[Stored data]
++++
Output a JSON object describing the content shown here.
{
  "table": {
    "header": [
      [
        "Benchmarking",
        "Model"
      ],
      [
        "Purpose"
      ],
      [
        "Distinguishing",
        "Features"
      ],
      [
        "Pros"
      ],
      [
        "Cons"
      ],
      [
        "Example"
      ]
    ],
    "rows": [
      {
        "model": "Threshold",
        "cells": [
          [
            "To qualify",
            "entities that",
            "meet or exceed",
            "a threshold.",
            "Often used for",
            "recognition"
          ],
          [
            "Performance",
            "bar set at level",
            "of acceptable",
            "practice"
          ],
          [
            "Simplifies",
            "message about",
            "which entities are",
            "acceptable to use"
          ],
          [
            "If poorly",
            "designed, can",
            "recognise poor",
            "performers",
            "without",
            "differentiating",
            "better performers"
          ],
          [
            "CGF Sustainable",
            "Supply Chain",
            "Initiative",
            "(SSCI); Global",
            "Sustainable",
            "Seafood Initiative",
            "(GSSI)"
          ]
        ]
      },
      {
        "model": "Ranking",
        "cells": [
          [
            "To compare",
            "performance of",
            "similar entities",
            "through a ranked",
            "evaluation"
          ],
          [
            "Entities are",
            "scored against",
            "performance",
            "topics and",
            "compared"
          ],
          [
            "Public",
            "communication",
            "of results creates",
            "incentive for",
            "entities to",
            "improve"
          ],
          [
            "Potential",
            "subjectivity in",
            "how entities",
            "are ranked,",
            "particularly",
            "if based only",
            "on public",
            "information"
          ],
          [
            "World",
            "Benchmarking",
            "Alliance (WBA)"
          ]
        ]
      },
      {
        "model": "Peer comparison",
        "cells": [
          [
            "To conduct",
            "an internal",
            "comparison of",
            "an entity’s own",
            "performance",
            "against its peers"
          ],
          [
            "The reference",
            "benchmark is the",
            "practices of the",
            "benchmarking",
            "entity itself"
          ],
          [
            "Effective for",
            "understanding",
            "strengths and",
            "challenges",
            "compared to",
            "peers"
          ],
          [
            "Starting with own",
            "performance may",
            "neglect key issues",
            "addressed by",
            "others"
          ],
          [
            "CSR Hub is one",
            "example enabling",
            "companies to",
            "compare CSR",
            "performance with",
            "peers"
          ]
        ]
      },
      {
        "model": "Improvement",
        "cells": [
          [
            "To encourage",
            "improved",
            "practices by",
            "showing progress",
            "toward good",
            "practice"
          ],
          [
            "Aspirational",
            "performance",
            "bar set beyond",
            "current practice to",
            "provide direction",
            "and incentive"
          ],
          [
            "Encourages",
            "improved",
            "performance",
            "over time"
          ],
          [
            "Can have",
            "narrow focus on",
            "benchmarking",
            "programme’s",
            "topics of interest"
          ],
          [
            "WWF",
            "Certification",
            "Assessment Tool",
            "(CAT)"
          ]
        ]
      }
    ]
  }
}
++++
Exercise prompt: Everything in the listing above should be restated exactly.

Correct response:
Output a JSON object describing the content shown here.
{
  "table": {
    "header": [
      [
        "Benchmarking",
        "Model"
      ],
      [
        "Purpose"
      ],
      [
        "Distinguishing",
        "Features"
      ],
      [
        "Pros"
      ],
      [
        "Cons"
      ],
      [
        "Example"
      ]
    ],
    "rows": [
      {
        "model": "Threshold",
        "cells": [
          [
            "To qualify",
            "entities that",
            "meet or exceed",
            "a threshold.",
            "Often used for",
            "recognition"
          ],
          [
            "Performance",
            "bar set at level",
            "of acceptable",
            "practice"
          ],
          [
            "Simplifies",
            "message about",
            "which entities are",
            "acceptable to use"
          ],
          [
            "If poorly",
            "designed, can",
            "recognise poor",
            "performers",
            "without",
            "differentiating",
            "better performers"
          ],
          [
            "CGF Sustainable",
            "Supply Chain",
            "Initiative",
            "(SSCI); Global",
            "Sustainable",
            "Seafood Initiative",
            "(GSSI)"
          ]
        ]
      },
      {
        "model": "Ranking",
        "cells": [
          [
            "To compare",
            "performance of",
            "similar entities",
            "through a ranked",
            "evaluation"
          ],
          [
            "Entities are",
            "scored against",
            "performance",
            "topics and",
            "compared"
          ],
          [
            "Public",
            "communication",
            "of results creates",
            "incentive for",
            "entities to",
            "improve"
          ],
          [
            "Potential",
            "subjectivity in",
            "how entities",
            "are ranked,",
            "particularly",
            "if based only",
            "on public",
            "information"
          ],
          [
            "World",
            "Benchmarking",
            "Alliance (WBA)"
          ]
        ]
      },
      {
        "model": "Peer comparison",
        "cells": [
          [
            "To conduct",
            "an internal",
            "comparison of",
            "an entity’s own",
            "performance",
            "against its peers"
          ],
          [
            "The reference",
            "benchmark is the",
            "practices of the",
            "benchmarking",
            "entity itself"
          ],
          [
            "Effective for",
            "understanding",
            "strengths and",
            "challenges",
            "compared to",
            "peers"
          ],
          [
            "Starting with own",
            "performance may",
            "neglect key issues",
            "addressed by",
            "others"
          ],
          [
            "CSR Hub is one",
            "example enabling",
            "companies to",
            "compare CSR",
            "performance with",
            "peers"
          ]
        ]
      },
      {
        "model": "Improvement",
        "cells": [
          [
            "To encourage",
            "improved",
            "practices by",
            "showing progress",
            "toward good",
            "practice"
          ],
          [
            "Aspirational",
            "performance",
            "bar set beyond",
            "current practice to",
            "provide direction",
            "and incentive"
          ],
          [
            "Encourages",
            "improved",
            "performance",
            "over time"
          ],
          [
            "Can have",
            "narrow focus on",
            "benchmarking",
            "programme’s",
            "topics of interest"
          ],
          [
            "WWF",
            "Certification",
            "Assessment Tool",
            "(CAT)"
          ]
        ]
      }
    ]
  }
}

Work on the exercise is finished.